---------- Data for this exercise ----------

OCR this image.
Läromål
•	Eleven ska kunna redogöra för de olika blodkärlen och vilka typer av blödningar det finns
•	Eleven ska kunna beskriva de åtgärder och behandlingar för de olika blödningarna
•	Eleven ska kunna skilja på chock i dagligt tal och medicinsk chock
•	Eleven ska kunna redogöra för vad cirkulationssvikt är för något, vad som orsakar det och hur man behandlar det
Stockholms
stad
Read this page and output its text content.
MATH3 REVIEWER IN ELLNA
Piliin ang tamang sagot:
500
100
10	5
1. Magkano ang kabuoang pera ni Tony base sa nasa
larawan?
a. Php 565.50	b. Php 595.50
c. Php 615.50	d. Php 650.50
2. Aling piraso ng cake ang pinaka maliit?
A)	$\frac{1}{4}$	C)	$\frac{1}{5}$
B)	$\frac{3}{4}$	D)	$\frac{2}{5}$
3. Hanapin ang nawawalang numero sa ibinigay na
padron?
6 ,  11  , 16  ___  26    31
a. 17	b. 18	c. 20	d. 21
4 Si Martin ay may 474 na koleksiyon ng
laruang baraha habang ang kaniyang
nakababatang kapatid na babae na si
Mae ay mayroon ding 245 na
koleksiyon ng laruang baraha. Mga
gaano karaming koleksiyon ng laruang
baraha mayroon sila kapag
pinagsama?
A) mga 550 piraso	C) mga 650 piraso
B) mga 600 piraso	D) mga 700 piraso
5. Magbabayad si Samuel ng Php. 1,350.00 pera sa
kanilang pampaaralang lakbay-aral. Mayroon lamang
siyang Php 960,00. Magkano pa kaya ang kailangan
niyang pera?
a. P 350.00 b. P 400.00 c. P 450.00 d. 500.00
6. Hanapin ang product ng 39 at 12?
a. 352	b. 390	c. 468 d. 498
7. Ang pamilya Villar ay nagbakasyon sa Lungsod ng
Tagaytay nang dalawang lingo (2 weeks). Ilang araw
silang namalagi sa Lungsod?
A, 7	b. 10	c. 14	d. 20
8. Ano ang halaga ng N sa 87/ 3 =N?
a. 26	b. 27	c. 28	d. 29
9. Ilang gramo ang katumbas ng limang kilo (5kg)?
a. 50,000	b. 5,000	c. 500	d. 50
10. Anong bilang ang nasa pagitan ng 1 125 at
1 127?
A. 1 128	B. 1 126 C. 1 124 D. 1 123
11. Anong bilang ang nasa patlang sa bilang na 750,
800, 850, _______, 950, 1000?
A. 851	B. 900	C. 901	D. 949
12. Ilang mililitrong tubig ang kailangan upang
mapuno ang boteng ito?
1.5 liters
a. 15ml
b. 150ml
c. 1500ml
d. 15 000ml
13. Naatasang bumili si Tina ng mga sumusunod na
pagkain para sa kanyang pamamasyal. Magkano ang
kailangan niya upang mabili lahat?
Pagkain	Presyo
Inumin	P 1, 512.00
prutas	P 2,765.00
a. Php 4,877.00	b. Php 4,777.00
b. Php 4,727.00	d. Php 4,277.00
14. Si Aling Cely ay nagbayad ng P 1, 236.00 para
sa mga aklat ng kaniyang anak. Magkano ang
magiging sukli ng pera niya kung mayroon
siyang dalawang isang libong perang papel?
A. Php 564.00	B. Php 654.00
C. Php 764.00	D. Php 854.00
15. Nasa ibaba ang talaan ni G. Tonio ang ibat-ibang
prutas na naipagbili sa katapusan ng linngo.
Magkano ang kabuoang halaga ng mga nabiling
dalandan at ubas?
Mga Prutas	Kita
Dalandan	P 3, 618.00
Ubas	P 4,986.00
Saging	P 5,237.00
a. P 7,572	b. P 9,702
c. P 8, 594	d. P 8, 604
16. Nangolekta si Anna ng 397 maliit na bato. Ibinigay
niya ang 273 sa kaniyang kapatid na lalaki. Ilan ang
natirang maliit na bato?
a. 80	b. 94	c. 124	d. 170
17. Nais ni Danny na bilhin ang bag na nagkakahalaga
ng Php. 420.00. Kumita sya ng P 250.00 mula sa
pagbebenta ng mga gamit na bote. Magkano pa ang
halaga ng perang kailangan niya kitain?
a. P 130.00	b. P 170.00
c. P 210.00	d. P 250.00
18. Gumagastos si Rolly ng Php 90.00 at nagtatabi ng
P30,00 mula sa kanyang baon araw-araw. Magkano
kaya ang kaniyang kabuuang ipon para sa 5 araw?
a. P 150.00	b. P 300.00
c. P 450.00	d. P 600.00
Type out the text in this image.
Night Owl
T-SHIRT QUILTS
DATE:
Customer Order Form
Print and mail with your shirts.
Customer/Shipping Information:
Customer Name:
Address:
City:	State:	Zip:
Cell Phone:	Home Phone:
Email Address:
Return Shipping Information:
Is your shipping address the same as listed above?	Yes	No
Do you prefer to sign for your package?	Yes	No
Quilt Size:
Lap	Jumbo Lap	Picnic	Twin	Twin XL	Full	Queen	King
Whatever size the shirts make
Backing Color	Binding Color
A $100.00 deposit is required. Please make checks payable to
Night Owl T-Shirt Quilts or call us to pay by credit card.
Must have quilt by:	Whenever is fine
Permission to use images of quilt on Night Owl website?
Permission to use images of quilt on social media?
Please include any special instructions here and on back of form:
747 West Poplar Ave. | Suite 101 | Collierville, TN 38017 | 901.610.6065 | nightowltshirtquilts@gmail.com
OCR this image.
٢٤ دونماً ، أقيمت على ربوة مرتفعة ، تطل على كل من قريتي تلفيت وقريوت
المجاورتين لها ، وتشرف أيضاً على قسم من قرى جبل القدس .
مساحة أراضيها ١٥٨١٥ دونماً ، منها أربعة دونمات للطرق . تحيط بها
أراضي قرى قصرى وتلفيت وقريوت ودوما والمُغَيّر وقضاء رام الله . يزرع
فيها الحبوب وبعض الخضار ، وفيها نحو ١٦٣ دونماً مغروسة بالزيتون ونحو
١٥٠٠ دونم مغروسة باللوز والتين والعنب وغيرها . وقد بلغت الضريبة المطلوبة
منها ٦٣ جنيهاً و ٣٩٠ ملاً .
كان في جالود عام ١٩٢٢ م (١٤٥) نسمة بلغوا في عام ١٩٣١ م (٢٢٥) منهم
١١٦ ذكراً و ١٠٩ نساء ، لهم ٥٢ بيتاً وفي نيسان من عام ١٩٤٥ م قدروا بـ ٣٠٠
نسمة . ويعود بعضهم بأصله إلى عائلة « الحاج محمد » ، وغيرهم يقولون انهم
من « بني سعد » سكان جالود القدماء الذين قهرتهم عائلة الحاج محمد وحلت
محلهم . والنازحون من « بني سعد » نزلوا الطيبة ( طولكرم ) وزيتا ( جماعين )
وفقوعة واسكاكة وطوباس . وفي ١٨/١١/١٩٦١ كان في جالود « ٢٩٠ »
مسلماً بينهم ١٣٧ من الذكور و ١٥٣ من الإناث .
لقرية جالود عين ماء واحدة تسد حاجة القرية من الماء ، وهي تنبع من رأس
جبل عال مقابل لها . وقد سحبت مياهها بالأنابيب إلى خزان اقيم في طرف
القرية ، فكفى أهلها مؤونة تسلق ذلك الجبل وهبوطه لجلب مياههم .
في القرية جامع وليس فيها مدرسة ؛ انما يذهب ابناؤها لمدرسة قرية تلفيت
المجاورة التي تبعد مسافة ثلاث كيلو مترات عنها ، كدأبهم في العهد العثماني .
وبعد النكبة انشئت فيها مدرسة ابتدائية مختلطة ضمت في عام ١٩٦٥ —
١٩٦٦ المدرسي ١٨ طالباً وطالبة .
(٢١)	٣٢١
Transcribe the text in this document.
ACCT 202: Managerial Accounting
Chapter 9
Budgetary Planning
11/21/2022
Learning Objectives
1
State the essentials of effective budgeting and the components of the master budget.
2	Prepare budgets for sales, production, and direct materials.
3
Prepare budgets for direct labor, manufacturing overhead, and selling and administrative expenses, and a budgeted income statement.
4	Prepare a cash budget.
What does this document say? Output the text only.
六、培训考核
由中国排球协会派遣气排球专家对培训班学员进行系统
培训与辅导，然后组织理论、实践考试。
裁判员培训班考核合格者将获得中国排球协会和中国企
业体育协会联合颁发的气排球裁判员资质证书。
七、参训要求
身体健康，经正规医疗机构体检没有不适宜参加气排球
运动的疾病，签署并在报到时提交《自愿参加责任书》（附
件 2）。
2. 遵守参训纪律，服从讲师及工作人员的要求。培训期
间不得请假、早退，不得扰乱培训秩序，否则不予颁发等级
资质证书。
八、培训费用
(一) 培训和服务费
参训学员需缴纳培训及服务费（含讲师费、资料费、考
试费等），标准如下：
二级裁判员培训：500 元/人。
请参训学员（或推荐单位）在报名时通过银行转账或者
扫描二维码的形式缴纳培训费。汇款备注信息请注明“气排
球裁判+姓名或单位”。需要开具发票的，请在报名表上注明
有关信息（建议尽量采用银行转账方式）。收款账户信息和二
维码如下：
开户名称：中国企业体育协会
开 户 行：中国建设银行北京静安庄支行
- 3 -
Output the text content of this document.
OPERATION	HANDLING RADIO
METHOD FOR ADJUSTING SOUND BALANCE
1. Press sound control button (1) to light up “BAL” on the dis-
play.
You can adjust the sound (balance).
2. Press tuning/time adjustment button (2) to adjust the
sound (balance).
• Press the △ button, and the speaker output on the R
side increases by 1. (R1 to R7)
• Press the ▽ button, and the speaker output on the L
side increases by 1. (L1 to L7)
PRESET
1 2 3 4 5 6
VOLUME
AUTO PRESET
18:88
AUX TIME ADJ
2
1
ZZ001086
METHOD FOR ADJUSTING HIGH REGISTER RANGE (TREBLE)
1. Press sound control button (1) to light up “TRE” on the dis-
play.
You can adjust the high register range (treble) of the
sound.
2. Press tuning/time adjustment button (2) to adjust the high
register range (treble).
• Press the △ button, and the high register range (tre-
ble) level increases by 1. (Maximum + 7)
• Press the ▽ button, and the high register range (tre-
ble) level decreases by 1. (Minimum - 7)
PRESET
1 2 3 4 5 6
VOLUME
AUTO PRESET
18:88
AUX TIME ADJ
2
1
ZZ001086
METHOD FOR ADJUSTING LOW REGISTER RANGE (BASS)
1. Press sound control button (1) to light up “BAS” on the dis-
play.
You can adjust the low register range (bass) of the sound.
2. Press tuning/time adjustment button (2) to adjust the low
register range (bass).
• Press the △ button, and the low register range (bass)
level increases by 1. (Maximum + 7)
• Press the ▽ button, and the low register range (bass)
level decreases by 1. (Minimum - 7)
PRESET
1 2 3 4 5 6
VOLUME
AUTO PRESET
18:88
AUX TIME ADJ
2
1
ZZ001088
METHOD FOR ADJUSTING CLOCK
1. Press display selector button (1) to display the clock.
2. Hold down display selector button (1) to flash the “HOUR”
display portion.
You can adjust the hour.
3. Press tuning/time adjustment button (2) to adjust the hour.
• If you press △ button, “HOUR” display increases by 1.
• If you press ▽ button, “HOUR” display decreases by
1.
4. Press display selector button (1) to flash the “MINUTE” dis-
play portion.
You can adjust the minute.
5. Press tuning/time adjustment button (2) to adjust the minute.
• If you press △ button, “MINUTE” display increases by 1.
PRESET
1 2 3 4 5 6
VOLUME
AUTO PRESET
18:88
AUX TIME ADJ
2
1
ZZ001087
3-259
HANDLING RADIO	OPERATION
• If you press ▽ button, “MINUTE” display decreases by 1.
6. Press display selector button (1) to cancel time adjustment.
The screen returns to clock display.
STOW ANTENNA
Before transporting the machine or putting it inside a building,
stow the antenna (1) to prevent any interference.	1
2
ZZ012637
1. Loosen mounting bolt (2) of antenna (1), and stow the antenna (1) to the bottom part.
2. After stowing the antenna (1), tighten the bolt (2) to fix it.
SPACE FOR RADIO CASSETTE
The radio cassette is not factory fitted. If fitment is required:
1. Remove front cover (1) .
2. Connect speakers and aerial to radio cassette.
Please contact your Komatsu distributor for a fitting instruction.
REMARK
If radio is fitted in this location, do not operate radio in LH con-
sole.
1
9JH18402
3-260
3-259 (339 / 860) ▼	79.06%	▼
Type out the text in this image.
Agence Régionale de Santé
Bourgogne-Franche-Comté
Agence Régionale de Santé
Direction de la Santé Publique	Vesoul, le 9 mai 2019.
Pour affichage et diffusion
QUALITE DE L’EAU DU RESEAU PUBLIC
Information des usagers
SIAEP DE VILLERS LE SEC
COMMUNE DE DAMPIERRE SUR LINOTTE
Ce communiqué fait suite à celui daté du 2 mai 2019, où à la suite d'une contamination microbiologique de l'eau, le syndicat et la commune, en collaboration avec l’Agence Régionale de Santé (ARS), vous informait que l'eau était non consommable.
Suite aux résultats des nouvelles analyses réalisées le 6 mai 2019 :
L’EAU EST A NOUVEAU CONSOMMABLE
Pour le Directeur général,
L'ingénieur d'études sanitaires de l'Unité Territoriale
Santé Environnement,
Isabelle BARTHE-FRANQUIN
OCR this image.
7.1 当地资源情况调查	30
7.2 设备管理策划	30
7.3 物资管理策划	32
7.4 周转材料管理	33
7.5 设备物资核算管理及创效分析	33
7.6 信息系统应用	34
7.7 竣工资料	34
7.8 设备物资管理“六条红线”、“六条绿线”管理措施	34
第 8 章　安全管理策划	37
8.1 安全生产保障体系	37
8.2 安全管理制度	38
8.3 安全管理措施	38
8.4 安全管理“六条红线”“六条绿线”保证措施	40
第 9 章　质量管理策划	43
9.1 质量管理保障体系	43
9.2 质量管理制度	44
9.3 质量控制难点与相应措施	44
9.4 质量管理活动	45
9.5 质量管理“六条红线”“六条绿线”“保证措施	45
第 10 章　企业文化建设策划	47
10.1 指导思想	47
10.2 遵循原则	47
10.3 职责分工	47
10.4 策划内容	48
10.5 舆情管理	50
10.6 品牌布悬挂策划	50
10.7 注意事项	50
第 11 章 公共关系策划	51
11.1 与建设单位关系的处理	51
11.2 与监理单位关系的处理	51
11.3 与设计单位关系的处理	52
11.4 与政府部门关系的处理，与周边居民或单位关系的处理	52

----------

→ Work to be completed
Find the word "وقريوت" in the material, then list each line that holds it.

→ Solution for this problem
٢٤ دونماً ، أقيمت على ربوة مرتفعة ، تطل على كل من قريتي تلفيت وقريوت
أراضي قرى قصرى وتلفيت وقريوت ودوما والمُغَيّر وقضاء رام الله . يزرع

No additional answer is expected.